"""
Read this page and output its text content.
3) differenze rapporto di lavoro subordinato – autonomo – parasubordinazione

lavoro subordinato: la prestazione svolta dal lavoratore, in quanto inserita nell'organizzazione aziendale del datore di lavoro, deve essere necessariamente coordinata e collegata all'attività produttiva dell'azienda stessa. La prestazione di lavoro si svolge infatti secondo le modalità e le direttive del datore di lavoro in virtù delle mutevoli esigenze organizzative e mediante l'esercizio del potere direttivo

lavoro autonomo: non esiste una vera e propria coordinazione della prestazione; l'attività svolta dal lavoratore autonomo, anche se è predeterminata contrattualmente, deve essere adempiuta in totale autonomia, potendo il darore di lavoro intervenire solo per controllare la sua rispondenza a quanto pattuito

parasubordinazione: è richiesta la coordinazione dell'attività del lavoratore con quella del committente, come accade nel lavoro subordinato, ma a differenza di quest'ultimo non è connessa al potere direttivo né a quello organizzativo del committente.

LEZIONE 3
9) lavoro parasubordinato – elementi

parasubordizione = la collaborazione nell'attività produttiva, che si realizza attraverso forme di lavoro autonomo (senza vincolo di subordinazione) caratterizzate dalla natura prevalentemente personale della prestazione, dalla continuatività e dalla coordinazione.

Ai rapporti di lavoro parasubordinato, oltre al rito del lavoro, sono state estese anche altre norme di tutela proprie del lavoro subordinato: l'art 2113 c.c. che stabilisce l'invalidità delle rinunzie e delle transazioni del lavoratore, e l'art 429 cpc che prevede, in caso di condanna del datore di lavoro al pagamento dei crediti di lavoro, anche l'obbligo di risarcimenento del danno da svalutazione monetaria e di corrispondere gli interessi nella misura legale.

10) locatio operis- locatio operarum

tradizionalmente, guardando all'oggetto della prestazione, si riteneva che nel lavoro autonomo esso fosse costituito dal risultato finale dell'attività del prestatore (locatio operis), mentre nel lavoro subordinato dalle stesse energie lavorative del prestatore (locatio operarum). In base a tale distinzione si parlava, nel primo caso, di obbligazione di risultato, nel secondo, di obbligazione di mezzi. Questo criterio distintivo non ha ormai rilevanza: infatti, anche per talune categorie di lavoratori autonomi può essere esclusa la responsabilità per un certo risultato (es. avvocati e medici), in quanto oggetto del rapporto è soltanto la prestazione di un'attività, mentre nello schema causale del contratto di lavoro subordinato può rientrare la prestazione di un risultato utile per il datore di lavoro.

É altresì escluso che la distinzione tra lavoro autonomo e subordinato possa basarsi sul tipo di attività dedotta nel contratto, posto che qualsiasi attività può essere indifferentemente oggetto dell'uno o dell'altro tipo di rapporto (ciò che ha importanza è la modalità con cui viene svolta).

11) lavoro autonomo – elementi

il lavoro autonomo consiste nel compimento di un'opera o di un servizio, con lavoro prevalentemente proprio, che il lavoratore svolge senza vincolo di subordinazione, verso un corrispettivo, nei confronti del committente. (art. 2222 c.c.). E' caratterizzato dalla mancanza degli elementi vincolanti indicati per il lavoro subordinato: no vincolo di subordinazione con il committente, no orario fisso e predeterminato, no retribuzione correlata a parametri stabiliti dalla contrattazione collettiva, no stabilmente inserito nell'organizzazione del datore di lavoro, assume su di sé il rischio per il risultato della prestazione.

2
"""
■ TO DO
Transcribe each entry precisely, missing none.

■ PROBLEM SOLUTION
Read this page and output its text content.
3) differenze rapporto di lavoro subordinato – autonomo – parasubordinazione

lavoro subordinato: la prestazione svolta dal lavoratore, in quanto inserita nell'organizzazione aziendale del datore di lavoro, deve essere necessariamente coordinata e collegata all'attività produttiva dell'azienda stessa. La prestazione di lavoro si svolge infatti secondo le modalità e le direttive del datore di lavoro in virtù delle mutevoli esigenze organizzative e mediante l'esercizio del potere direttivo

lavoro autonomo: non esiste una vera e propria coordinazione della prestazione; l'attività svolta dal lavoratore autonomo, anche se è predeterminata contrattualmente, deve essere adempiuta in totale autonomia, potendo il darore di lavoro intervenire solo per controllare la sua rispondenza a quanto pattuito

parasubordinazione: è richiesta la coordinazione dell'attività del lavoratore con quella del committente, come accade nel lavoro subordinato, ma a differenza di quest'ultimo non è connessa al potere direttivo né a quello organizzativo del committente.

LEZIONE 3
9) lavoro parasubordinato – elementi

parasubordizione = la collaborazione nell'attività produttiva, che si realizza attraverso forme di lavoro autonomo (senza vincolo di subordinazione) caratterizzate dalla natura prevalentemente personale della prestazione, dalla continuatività e dalla coordinazione.

Ai rapporti di lavoro parasubordinato, oltre al rito del lavoro, sono state estese anche altre norme di tutela proprie del lavoro subordinato: l'art 2113 c.c. che stabilisce l'invalidità delle rinunzie e delle transazioni del lavoratore, e l'art 429 cpc che prevede, in caso di condanna del datore di lavoro al pagamento dei crediti di lavoro, anche l'obbligo di risarcimenento del danno da svalutazione monetaria e di corrispondere gli interessi nella misura legale.

10) locatio operis- locatio operarum

tradizionalmente, guardando all'oggetto della prestazione, si riteneva che nel lavoro autonomo esso fosse costituito dal risultato finale dell'attività del prestatore (locatio operis), mentre nel lavoro subordinato dalle stesse energie lavorative del prestatore (locatio operarum). In base a tale distinzione si parlava, nel primo caso, di obbligazione di risultato, nel secondo, di obbligazione di mezzi. Questo criterio distintivo non ha ormai rilevanza: infatti, anche per talune categorie di lavoratori autonomi può essere esclusa la responsabilità per un certo risultato (es. avvocati e medici), in quanto oggetto del rapporto è soltanto la prestazione di un'attività, mentre nello schema causale del contratto di lavoro subordinato può rientrare la prestazione di un risultato utile per il datore di lavoro.

É altresì escluso che la distinzione tra lavoro autonomo e subordinato possa basarsi sul tipo di attività dedotta nel contratto, posto che qualsiasi attività può essere indifferentemente oggetto dell'uno o dell'altro tipo di rapporto (ciò che ha importanza è la modalità con cui viene svolta).

11) lavoro autonomo – elementi

il lavoro autonomo consiste nel compimento di un'opera o di un servizio, con lavoro prevalentemente proprio, che il lavoratore svolge senza vincolo di subordinazione, verso un corrispettivo, nei confronti del committente. (art. 2222 c.c.). E' caratterizzato dalla mancanza degli elementi vincolanti indicati per il lavoro subordinato: no vincolo di subordinazione con il committente, no orario fisso e predeterminato, no retribuzione correlata a parametri stabiliti dalla contrattazione collettiva, no stabilmente inserito nell'organizzazione del datore di lavoro, assume su di sé il rischio per il risultato della prestazione.

2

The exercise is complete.